[Brief]: Using the listing below, extract each line that has the word "high" in it.

>> Start Record set

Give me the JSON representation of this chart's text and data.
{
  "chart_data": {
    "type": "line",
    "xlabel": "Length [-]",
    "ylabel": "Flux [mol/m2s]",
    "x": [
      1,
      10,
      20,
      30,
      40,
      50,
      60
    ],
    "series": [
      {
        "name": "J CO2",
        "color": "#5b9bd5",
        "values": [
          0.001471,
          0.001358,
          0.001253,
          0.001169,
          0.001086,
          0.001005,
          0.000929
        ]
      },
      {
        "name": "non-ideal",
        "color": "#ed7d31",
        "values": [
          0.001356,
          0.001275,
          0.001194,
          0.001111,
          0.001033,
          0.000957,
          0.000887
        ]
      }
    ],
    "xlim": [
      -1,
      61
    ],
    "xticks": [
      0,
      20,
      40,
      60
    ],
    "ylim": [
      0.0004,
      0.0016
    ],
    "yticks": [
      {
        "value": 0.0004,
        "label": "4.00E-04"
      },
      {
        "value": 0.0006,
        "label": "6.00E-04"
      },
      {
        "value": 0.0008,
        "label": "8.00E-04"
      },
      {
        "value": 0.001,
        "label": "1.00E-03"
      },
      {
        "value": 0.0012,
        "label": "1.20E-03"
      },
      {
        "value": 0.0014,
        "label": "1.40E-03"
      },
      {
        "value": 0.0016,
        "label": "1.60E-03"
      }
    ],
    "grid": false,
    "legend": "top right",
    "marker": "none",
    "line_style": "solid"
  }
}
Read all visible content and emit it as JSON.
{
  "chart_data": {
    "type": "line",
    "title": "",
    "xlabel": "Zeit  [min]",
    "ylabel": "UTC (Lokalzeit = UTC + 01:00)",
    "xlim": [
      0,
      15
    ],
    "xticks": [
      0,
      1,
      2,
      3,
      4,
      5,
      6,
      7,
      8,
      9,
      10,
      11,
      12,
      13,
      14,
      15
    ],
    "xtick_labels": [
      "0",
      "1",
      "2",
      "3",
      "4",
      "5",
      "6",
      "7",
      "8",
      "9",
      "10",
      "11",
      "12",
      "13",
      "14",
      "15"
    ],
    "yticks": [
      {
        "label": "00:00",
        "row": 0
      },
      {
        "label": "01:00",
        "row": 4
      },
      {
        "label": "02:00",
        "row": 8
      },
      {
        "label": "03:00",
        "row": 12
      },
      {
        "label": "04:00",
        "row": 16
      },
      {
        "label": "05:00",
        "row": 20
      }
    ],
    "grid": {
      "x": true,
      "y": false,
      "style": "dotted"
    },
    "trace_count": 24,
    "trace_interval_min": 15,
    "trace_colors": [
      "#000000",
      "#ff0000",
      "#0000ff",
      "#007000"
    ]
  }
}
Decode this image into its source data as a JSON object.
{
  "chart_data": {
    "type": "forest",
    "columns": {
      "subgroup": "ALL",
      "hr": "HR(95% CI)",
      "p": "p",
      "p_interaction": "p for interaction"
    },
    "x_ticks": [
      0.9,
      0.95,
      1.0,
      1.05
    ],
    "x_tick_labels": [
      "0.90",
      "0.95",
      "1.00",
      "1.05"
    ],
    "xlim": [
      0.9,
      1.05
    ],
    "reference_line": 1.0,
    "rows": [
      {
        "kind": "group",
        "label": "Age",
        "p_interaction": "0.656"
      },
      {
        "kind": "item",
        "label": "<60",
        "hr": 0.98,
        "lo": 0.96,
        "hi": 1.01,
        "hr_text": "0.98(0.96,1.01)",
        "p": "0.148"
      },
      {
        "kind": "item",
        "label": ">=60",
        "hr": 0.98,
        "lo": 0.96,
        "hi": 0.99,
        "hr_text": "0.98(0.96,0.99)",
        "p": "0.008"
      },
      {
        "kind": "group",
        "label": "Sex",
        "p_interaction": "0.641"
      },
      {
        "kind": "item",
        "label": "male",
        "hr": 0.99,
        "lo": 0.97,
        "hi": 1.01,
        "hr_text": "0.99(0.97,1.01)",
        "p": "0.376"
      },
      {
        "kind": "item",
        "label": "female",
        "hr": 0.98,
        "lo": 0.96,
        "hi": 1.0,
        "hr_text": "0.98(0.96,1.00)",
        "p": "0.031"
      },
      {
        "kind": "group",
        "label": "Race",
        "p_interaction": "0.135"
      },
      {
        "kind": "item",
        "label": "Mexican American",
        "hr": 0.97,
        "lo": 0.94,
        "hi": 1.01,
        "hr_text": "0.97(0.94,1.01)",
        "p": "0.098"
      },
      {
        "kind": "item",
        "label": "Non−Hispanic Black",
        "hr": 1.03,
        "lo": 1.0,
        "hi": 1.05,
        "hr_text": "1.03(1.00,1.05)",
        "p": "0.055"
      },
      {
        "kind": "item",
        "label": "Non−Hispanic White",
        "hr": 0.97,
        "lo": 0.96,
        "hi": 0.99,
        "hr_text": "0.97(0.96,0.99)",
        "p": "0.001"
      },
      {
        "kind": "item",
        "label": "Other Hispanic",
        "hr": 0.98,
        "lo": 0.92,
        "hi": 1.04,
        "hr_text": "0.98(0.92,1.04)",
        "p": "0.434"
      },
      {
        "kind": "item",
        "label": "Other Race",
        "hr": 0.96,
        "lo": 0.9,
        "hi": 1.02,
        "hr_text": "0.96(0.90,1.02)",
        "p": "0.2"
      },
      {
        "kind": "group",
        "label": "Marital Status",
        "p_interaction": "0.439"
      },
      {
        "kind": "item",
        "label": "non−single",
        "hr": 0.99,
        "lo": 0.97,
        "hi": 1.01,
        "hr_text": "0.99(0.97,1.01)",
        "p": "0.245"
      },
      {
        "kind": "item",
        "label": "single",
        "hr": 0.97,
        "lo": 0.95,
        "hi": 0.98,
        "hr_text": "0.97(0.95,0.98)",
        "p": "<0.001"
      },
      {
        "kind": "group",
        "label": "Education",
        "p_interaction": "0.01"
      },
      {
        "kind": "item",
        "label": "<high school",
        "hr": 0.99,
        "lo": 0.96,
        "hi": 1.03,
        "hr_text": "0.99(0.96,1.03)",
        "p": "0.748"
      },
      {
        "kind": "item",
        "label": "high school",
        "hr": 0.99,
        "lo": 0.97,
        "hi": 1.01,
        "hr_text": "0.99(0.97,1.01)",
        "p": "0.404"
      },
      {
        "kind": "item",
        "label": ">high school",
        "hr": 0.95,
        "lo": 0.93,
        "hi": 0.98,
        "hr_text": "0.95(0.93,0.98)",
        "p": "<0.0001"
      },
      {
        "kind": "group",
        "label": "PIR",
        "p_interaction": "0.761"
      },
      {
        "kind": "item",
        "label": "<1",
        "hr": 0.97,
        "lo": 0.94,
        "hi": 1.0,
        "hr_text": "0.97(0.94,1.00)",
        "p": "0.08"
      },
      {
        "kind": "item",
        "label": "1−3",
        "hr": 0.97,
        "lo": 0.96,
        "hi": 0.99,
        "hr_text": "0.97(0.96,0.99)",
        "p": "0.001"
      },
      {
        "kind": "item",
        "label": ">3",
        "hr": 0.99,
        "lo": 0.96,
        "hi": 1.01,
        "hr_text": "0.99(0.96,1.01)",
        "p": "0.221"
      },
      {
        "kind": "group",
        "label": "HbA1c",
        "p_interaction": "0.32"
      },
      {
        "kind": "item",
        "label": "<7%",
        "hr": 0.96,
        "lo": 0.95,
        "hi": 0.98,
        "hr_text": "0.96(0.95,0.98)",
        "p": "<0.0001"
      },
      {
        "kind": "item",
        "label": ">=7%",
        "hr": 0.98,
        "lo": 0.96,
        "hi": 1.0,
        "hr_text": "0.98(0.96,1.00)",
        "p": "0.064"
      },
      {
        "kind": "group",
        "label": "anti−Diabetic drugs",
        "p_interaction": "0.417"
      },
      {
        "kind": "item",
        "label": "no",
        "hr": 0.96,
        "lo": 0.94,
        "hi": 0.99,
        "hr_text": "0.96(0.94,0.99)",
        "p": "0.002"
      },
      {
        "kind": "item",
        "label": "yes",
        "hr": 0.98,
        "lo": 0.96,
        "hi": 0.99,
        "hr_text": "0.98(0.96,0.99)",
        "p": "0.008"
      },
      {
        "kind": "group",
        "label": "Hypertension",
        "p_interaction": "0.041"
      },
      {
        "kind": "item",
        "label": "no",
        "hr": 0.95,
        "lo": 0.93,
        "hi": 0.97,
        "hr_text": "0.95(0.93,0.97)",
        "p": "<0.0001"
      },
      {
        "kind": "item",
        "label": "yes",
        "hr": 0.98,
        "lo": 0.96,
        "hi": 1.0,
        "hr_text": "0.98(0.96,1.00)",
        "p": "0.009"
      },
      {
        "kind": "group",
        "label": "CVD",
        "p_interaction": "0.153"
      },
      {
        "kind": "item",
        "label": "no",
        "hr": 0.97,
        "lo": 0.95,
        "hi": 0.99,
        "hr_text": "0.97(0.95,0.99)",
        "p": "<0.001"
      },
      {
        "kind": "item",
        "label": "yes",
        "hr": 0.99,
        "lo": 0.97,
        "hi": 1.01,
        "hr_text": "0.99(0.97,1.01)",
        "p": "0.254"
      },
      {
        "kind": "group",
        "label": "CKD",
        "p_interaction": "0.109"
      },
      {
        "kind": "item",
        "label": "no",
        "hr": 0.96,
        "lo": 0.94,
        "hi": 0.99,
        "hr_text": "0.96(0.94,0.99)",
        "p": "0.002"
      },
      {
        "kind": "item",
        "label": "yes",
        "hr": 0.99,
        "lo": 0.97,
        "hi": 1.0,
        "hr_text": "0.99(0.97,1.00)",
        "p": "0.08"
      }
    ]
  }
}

>> End Record set

[Full answer]:
        "label": "<high school",
        "label": "high school",
        "label": ">high school",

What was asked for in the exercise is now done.